→ DATASET RECORDS:
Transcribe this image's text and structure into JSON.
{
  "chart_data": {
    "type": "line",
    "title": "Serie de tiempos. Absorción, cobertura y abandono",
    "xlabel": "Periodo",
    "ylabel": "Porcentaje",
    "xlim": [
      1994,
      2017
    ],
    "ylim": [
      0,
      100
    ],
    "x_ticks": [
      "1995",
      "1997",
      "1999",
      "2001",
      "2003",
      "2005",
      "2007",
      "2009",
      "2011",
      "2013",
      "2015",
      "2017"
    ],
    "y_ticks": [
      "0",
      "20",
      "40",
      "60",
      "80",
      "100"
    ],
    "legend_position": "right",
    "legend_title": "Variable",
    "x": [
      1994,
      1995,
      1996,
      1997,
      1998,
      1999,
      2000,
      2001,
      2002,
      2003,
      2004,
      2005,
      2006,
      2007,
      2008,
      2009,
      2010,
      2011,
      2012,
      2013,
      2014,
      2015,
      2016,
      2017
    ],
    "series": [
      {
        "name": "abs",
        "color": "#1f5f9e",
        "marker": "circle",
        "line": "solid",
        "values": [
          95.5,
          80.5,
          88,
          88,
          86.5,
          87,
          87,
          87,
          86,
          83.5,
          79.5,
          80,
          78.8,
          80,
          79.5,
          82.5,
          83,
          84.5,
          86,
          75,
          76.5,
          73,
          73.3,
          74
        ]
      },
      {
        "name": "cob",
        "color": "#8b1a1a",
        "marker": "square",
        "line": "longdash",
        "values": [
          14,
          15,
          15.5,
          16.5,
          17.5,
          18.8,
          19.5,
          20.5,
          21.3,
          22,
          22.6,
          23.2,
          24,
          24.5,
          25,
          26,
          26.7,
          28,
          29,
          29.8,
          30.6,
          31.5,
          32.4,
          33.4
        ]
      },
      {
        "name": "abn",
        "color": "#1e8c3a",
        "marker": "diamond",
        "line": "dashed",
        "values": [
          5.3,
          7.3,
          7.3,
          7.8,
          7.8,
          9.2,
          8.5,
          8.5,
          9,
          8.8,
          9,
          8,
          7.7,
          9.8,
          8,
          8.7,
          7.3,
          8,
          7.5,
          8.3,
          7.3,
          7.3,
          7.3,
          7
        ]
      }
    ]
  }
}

→ DO THIS:
Find the number of lines in which the word "marker" occurs, and write nothing but that number.

→ ANSWER FOR THIS EXERCISE:
3